DO THIS: Retype all of the listing exactly, passing over any picture you find.

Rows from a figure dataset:
┏━━

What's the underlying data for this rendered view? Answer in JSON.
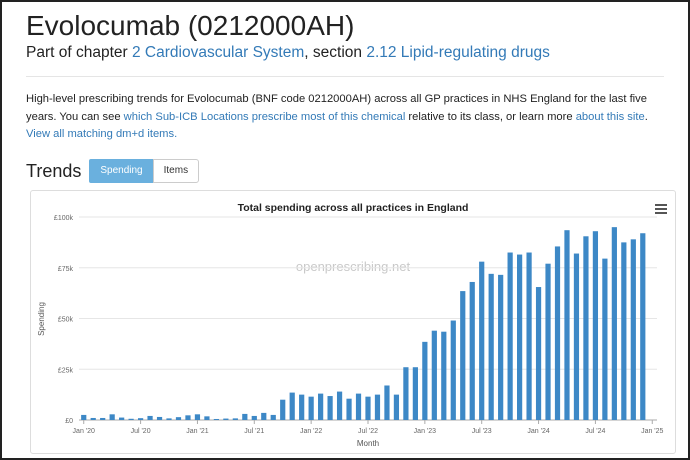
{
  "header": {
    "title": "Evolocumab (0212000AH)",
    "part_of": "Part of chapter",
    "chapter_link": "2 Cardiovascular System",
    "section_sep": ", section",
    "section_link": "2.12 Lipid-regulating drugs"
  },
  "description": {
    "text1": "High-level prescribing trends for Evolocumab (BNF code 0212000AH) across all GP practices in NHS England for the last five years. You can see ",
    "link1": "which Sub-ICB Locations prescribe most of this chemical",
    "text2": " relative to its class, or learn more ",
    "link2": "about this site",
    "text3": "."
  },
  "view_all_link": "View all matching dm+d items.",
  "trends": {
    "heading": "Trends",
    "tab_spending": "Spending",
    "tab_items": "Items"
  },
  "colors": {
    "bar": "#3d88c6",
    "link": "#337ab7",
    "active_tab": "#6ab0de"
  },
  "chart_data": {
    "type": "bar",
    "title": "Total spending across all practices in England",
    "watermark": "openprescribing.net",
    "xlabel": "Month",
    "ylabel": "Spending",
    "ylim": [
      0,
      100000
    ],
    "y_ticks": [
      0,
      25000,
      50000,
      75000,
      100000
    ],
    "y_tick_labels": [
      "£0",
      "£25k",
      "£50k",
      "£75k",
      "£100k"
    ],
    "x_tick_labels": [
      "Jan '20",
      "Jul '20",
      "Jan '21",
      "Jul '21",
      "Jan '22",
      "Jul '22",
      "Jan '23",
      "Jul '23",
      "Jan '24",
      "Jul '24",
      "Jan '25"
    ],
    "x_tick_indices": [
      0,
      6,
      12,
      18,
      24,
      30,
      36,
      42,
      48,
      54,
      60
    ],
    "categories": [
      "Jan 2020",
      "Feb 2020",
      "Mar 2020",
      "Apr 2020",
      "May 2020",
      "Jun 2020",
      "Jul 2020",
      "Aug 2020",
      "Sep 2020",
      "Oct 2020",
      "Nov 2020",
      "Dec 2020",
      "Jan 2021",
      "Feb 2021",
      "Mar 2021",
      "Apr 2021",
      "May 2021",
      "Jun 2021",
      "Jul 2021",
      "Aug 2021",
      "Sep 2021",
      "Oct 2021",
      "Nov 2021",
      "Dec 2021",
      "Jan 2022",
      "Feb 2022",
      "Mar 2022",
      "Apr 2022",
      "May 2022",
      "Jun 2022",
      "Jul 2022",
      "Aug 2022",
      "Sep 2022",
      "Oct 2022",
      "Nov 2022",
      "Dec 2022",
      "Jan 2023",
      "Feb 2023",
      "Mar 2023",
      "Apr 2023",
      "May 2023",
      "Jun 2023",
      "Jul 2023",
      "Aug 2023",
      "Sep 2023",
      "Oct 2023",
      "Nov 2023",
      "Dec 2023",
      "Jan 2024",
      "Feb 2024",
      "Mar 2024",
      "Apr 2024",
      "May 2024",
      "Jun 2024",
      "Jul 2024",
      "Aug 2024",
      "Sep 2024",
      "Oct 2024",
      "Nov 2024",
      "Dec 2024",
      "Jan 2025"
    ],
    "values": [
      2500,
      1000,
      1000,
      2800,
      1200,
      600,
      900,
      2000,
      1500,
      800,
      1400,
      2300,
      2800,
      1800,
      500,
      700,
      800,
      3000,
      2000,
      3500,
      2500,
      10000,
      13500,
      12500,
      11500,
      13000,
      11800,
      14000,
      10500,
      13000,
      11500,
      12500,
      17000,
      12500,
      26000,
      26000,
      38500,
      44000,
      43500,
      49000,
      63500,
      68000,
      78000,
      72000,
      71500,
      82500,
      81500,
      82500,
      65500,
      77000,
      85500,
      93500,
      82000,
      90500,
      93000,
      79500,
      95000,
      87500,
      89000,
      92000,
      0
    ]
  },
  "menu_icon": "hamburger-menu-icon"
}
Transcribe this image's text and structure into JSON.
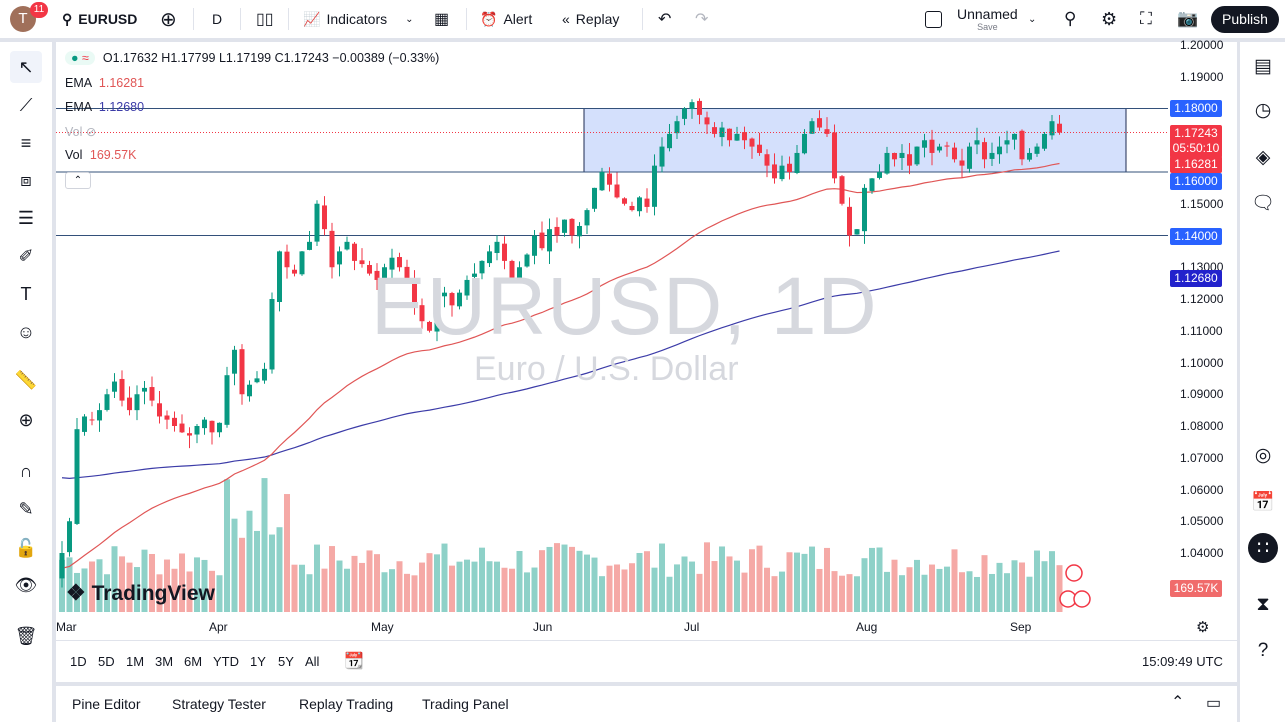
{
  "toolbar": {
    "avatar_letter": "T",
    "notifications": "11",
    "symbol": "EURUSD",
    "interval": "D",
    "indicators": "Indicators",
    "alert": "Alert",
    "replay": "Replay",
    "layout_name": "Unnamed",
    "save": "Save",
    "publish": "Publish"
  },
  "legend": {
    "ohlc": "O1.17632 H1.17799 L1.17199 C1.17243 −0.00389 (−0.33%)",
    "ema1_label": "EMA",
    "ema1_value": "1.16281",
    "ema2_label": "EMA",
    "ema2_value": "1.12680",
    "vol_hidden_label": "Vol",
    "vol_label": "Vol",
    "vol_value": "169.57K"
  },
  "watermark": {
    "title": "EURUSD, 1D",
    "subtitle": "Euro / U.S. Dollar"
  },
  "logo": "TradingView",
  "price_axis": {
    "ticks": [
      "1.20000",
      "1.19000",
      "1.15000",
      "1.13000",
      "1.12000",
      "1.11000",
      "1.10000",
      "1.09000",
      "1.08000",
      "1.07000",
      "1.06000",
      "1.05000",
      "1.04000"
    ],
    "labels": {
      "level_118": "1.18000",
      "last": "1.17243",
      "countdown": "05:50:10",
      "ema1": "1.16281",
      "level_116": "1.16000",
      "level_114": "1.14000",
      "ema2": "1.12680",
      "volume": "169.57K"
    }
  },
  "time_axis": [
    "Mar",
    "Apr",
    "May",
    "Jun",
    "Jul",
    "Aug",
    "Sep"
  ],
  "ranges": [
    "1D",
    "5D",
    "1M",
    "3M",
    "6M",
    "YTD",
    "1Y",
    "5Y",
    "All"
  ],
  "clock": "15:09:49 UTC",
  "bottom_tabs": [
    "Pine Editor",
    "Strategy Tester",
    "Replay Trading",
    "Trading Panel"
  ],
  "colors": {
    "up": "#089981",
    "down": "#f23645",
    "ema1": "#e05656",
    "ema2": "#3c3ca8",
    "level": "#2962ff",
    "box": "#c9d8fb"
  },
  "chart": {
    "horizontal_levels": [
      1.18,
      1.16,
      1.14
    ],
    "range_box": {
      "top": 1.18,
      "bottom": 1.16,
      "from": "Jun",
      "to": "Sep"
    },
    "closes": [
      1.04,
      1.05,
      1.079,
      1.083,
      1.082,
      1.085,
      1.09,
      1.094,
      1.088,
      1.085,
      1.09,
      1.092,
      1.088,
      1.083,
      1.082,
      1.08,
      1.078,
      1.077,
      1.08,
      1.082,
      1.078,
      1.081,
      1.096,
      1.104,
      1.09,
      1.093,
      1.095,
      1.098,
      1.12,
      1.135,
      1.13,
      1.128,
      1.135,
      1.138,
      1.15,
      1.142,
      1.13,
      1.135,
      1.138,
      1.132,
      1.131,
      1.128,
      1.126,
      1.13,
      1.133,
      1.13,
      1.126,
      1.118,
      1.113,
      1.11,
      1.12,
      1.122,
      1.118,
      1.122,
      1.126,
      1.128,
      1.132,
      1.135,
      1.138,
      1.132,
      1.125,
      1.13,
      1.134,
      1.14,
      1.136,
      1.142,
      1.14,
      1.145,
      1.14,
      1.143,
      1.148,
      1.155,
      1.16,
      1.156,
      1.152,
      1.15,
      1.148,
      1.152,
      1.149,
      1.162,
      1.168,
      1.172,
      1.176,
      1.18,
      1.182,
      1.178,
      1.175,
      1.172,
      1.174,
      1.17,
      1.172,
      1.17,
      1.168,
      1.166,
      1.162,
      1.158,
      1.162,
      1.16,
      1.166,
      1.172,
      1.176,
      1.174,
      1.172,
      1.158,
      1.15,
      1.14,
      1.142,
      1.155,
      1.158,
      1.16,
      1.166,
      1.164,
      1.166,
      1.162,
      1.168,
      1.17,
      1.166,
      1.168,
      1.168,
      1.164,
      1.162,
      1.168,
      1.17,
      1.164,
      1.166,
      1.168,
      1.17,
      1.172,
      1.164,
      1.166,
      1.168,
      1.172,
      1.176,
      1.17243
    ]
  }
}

┗━━

SOLUTION FOR THIS TASK:
What's the underlying data for this rendered view? Answer in JSON.
{
  "header": {
    "title": "Evolocumab (0212000AH)",
    "part_of": "Part of chapter",
    "chapter_link": "2 Cardiovascular System",
    "section_sep": ", section",
    "section_link": "2.12 Lipid-regulating drugs"
  },
  "description": {
    "text1": "High-level prescribing trends for Evolocumab (BNF code 0212000AH) across all GP practices in NHS England for the last five years. You can see ",
    "link1": "which Sub-ICB Locations prescribe most of this chemical",
    "text2": " relative to its class, or learn more ",
    "link2": "about this site",
    "text3": "."
  },
  "view_all_link": "View all matching dm+d items.",
  "trends": {
    "heading": "Trends",
    "tab_spending": "Spending",
    "tab_items": "Items"
  },
  "colors": {
    "bar": "#3d88c6",
    "link": "#337ab7",
    "active_tab": "#6ab0de"
  },
  "chart_data": {
    "type": "bar",
    "title": "Total spending across all practices in England",
    "watermark": "openprescribing.net",
    "xlabel": "Month",
    "ylabel": "Spending",
    "ylim": [
      0,
      100000
    ],
    "y_ticks": [
      0,
      25000,
      50000,
      75000,
      100000
    ],
    "y_tick_labels": [
      "£0",
      "£25k",
      "£50k",
      "£75k",
      "£100k"
    ],
    "x_tick_labels": [
      "Jan '20",
      "Jul '20",
      "Jan '21",
      "Jul '21",
      "Jan '22",
      "Jul '22",
      "Jan '23",
      "Jul '23",
      "Jan '24",
      "Jul '24",
      "Jan '25"
    ],
    "x_tick_indices": [
      0,
      6,
      12,
      18,
      24,
      30,
      36,
      42,
      48,
      54,
      60
    ],
    "categories": [
      "Jan 2020",
      "Feb 2020",
      "Mar 2020",
      "Apr 2020",
      "May 2020",
      "Jun 2020",
      "Jul 2020",
      "Aug 2020",
      "Sep 2020",
      "Oct 2020",
      "Nov 2020",
      "Dec 2020",
      "Jan 2021",
      "Feb 2021",
      "Mar 2021",
      "Apr 2021",
      "May 2021",
      "Jun 2021",
      "Jul 2021",
      "Aug 2021",
      "Sep 2021",
      "Oct 2021",
      "Nov 2021",
      "Dec 2021",
      "Jan 2022",
      "Feb 2022",
      "Mar 2022",
      "Apr 2022",
      "May 2022",
      "Jun 2022",
      "Jul 2022",
      "Aug 2022",
      "Sep 2022",
      "Oct 2022",
      "Nov 2022",
      "Dec 2022",
      "Jan 2023",
      "Feb 2023",
      "Mar 2023",
      "Apr 2023",
      "May 2023",
      "Jun 2023",
      "Jul 2023",
      "Aug 2023",
      "Sep 2023",
      "Oct 2023",
      "Nov 2023",
      "Dec 2023",
      "Jan 2024",
      "Feb 2024",
      "Mar 2024",
      "Apr 2024",
      "May 2024",
      "Jun 2024",
      "Jul 2024",
      "Aug 2024",
      "Sep 2024",
      "Oct 2024",
      "Nov 2024",
      "Dec 2024",
      "Jan 2025"
    ],
    "values": [
      2500,
      1000,
      1000,
      2800,
      1200,
      600,
      900,
      2000,
      1500,
      800,
      1400,
      2300,
      2800,
      1800,
      500,
      700,
      800,
      3000,
      2000,
      3500,
      2500,
      10000,
      13500,
      12500,
      11500,
      13000,
      11800,
      14000,
      10500,
      13000,
      11500,
      12500,
      17000,
      12500,
      26000,
      26000,
      38500,
      44000,
      43500,
      49000,
      63500,
      68000,
      78000,
      72000,
      71500,
      82500,
      81500,
      82500,
      65500,
      77000,
      85500,
      93500,
      82000,
      90500,
      93000,
      79500,
      95000,
      87500,
      89000,
      92000,
      0
    ]
  },
  "menu_icon": "hamburger-menu-icon"
}
Transcribe this image's text and structure into JSON.
{
  "toolbar": {
    "avatar_letter": "T",
    "notifications": "11",
    "symbol": "EURUSD",
    "interval": "D",
    "indicators": "Indicators",
    "alert": "Alert",
    "replay": "Replay",
    "layout_name": "Unnamed",
    "save": "Save",
    "publish": "Publish"
  },
  "legend": {
    "ohlc": "O1.17632 H1.17799 L1.17199 C1.17243 −0.00389 (−0.33%)",
    "ema1_label": "EMA",
    "ema1_value": "1.16281",
    "ema2_label": "EMA",
    "ema2_value": "1.12680",
    "vol_hidden_label": "Vol",
    "vol_label": "Vol",
    "vol_value": "169.57K"
  },
  "watermark": {
    "title": "EURUSD, 1D",
    "subtitle": "Euro / U.S. Dollar"
  },
  "logo": "TradingView",
  "price_axis": {
    "ticks": [
      "1.20000",
      "1.19000",
      "1.15000",
      "1.13000",
      "1.12000",
      "1.11000",
      "1.10000",
      "1.09000",
      "1.08000",
      "1.07000",
      "1.06000",
      "1.05000",
      "1.04000"
    ],
    "labels": {
      "level_118": "1.18000",
      "last": "1.17243",
      "countdown": "05:50:10",
      "ema1": "1.16281",
      "level_116": "1.16000",
      "level_114": "1.14000",
      "ema2": "1.12680",
      "volume": "169.57K"
    }
  },
  "time_axis": [
    "Mar",
    "Apr",
    "May",
    "Jun",
    "Jul",
    "Aug",
    "Sep"
  ],
  "ranges": [
    "1D",
    "5D",
    "1M",
    "3M",
    "6M",
    "YTD",
    "1Y",
    "5Y",
    "All"
  ],
  "clock": "15:09:49 UTC",
  "bottom_tabs": [
    "Pine Editor",
    "Strategy Tester",
    "Replay Trading",
    "Trading Panel"
  ],
  "colors": {
    "up": "#089981",
    "down": "#f23645",
    "ema1": "#e05656",
    "ema2": "#3c3ca8",
    "level": "#2962ff",
    "box": "#c9d8fb"
  },
  "chart": {
    "horizontal_levels": [
      1.18,
      1.16,
      1.14
    ],
    "range_box": {
      "top": 1.18,
      "bottom": 1.16,
      "from": "Jun",
      "to": "Sep"
    },
    "closes": [
      1.04,
      1.05,
      1.079,
      1.083,
      1.082,
      1.085,
      1.09,
      1.094,
      1.088,
      1.085,
      1.09,
      1.092,
      1.088,
      1.083,
      1.082,
      1.08,
      1.078,
      1.077,
      1.08,
      1.082,
      1.078,
      1.081,
      1.096,
      1.104,
      1.09,
      1.093,
      1.095,
      1.098,
      1.12,
      1.135,
      1.13,
      1.128,
      1.135,
      1.138,
      1.15,
      1.142,
      1.13,
      1.135,
      1.138,
      1.132,
      1.131,
      1.128,
      1.126,
      1.13,
      1.133,
      1.13,
      1.126,
      1.118,
      1.113,
      1.11,
      1.12,
      1.122,
      1.118,
      1.122,
      1.126,
      1.128,
      1.132,
      1.135,
      1.138,
      1.132,
      1.125,
      1.13,
      1.134,
      1.14,
      1.136,
      1.142,
      1.14,
      1.145,
      1.14,
      1.143,
      1.148,
      1.155,
      1.16,
      1.156,
      1.152,
      1.15,
      1.148,
      1.152,
      1.149,
      1.162,
      1.168,
      1.172,
      1.176,
      1.18,
      1.182,
      1.178,
      1.175,
      1.172,
      1.174,
      1.17,
      1.172,
      1.17,
      1.168,
      1.166,
      1.162,
      1.158,
      1.162,
      1.16,
      1.166,
      1.172,
      1.176,
      1.174,
      1.172,
      1.158,
      1.15,
      1.14,
      1.142,
      1.155,
      1.158,
      1.16,
      1.166,
      1.164,
      1.166,
      1.162,
      1.168,
      1.17,
      1.166,
      1.168,
      1.168,
      1.164,
      1.162,
      1.168,
      1.17,
      1.164,
      1.166,
      1.168,
      1.17,
      1.172,
      1.164,
      1.166,
      1.168,
      1.172,
      1.176,
      1.17243
    ]
  }
}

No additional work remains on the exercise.